Short exercise>
Reproduce each of the following lines verbatim, without changing a single character.

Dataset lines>
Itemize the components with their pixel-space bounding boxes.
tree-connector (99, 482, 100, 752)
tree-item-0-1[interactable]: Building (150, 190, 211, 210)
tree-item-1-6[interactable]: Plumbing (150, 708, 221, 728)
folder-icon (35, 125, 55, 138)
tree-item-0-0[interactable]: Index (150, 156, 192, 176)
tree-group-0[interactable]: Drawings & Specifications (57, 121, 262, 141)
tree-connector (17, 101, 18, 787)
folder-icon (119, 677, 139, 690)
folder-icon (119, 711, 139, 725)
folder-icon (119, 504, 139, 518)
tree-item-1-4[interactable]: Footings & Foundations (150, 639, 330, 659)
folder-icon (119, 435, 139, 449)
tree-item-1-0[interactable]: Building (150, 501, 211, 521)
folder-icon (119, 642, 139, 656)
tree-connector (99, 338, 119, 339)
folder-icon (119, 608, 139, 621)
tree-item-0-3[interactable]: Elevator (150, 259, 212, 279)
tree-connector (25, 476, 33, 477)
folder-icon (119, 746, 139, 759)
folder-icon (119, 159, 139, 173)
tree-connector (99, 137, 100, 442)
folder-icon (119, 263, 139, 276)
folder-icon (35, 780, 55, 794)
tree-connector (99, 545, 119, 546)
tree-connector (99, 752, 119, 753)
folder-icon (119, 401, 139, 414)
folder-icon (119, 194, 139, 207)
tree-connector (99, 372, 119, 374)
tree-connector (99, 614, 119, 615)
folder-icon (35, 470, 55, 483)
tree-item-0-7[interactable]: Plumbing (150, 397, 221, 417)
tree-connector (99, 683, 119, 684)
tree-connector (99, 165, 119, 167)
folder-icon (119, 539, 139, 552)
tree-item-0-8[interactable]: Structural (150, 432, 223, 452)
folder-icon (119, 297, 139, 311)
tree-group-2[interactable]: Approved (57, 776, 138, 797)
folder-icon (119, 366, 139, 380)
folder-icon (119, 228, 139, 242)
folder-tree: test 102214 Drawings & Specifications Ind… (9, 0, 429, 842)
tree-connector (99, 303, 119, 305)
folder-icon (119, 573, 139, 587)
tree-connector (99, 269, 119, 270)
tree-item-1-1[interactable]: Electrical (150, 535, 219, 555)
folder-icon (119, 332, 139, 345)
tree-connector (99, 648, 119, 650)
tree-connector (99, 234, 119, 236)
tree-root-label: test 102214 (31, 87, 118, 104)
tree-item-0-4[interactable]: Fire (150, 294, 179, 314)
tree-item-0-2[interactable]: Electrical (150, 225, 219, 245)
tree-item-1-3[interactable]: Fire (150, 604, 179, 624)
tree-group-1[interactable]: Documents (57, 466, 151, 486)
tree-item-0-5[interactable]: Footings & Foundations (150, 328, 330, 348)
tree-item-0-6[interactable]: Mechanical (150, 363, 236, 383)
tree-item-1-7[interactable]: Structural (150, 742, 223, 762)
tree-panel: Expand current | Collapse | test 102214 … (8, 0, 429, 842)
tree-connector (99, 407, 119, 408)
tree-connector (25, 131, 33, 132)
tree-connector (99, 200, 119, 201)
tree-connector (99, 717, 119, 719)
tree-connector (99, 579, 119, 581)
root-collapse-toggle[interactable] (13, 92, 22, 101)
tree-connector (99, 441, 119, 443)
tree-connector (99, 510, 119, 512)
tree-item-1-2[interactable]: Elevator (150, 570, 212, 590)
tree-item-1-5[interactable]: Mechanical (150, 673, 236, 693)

Written solution>
Itemize the components with their pixel-space bounding boxes.
tree-connector (99, 482, 100, 752)
tree-item-0-1[interactable]: Building (150, 190, 211, 210)
tree-item-1-6[interactable]: Plumbing (150, 708, 221, 728)
folder-icon (35, 125, 55, 138)
tree-item-0-0[interactable]: Index (150, 156, 192, 176)
tree-group-0[interactable]: Drawings & Specifications (57, 121, 262, 141)
tree-connector (17, 101, 18, 787)
folder-icon (119, 677, 139, 690)
folder-icon (119, 711, 139, 725)
folder-icon (119, 504, 139, 518)
tree-item-1-4[interactable]: Footings & Foundations (150, 639, 330, 659)
folder-icon (119, 435, 139, 449)
tree-item-1-0[interactable]: Building (150, 501, 211, 521)
folder-icon (119, 642, 139, 656)
tree-connector (99, 338, 119, 339)
folder-icon (119, 608, 139, 621)
tree-item-0-3[interactable]: Elevator (150, 259, 212, 279)
tree-connector (25, 476, 33, 477)
folder-icon (119, 746, 139, 759)
folder-icon (119, 159, 139, 173)
tree-connector (99, 137, 100, 442)
folder-icon (119, 263, 139, 276)
folder-icon (35, 780, 55, 794)
tree-connector (99, 545, 119, 546)
tree-connector (99, 752, 119, 753)
folder-icon (119, 401, 139, 414)
folder-icon (119, 194, 139, 207)
tree-connector (99, 372, 119, 374)
tree-connector (99, 614, 119, 615)
folder-icon (35, 470, 55, 483)
tree-item-0-7[interactable]: Plumbing (150, 397, 221, 417)
tree-connector (99, 683, 119, 684)
tree-connector (99, 165, 119, 167)
folder-icon (119, 539, 139, 552)
tree-item-0-8[interactable]: Structural (150, 432, 223, 452)
folder-icon (119, 297, 139, 311)
tree-group-2[interactable]: Approved (57, 776, 138, 797)
folder-icon (119, 366, 139, 380)
folder-icon (119, 228, 139, 242)
folder-tree: test 102214 Drawings & Specifications Ind… (9, 0, 429, 842)
tree-connector (99, 303, 119, 305)
folder-icon (119, 573, 139, 587)
tree-connector (99, 269, 119, 270)
tree-item-1-1[interactable]: Electrical (150, 535, 219, 555)
folder-icon (119, 332, 139, 345)
tree-connector (99, 648, 119, 650)
tree-connector (99, 234, 119, 236)
tree-root-label: test 102214 (31, 87, 118, 104)
tree-item-0-4[interactable]: Fire (150, 294, 179, 314)
tree-item-0-2[interactable]: Electrical (150, 225, 219, 245)
tree-item-1-3[interactable]: Fire (150, 604, 179, 624)
tree-group-1[interactable]: Documents (57, 466, 151, 486)
tree-item-0-5[interactable]: Footings & Foundations (150, 328, 330, 348)
tree-item-0-6[interactable]: Mechanical (150, 363, 236, 383)
tree-item-1-7[interactable]: Structural (150, 742, 223, 762)
tree-panel: Expand current | Collapse | test 102214 … (8, 0, 429, 842)
tree-connector (99, 407, 119, 408)
tree-connector (25, 131, 33, 132)
tree-connector (99, 200, 119, 201)
tree-connector (99, 717, 119, 719)
tree-connector (99, 579, 119, 581)
root-collapse-toggle[interactable] (13, 92, 22, 101)
tree-connector (99, 441, 119, 443)
tree-connector (99, 510, 119, 512)
tree-item-1-2[interactable]: Elevator (150, 570, 212, 590)
tree-item-1-5[interactable]: Mechanical (150, 673, 236, 693)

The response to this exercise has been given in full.